_Prompt_
Comb through the entries for "this" and pull out each line that holds it.

[Saved data entries]
▬▬▬▬▬▬▬▬▬▬

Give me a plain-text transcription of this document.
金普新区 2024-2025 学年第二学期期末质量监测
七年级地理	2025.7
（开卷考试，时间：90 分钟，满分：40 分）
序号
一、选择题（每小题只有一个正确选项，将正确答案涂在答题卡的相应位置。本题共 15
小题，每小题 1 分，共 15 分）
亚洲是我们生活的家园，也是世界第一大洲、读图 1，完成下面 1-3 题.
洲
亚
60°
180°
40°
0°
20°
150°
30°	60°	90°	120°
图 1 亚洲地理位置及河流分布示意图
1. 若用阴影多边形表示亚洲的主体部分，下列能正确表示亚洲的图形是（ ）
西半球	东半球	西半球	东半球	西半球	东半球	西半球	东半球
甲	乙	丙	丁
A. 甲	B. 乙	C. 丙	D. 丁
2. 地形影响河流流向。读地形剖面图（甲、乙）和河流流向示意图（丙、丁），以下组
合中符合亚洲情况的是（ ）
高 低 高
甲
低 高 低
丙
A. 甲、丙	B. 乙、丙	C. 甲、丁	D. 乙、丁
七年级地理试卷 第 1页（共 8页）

▬▬▬▬▬▬▬▬▬▬

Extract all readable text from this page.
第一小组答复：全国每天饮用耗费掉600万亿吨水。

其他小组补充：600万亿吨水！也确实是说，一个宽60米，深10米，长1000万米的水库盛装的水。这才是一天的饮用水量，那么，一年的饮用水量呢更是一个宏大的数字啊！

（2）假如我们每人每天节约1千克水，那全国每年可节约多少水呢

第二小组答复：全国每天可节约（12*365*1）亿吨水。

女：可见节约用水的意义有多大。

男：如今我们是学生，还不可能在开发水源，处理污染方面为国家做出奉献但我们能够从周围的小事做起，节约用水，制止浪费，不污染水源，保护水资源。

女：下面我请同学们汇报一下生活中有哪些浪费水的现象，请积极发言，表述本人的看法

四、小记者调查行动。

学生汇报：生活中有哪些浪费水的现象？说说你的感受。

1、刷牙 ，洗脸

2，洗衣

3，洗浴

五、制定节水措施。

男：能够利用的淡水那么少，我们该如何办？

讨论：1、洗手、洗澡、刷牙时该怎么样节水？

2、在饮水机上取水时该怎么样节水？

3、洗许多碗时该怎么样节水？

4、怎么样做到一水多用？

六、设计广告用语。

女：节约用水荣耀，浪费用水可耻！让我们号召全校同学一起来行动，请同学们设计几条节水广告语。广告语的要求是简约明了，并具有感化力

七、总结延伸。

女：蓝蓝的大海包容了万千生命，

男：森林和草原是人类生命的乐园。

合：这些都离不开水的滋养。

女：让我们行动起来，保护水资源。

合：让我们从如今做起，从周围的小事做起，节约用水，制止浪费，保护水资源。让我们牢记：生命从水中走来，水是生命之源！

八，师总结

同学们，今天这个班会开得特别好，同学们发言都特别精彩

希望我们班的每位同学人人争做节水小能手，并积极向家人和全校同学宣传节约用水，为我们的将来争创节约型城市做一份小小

▬▬▬▬▬▬▬▬▬▬

_Right answer_
Give me a plain-text transcription of this document.
Extract all readable text from this page.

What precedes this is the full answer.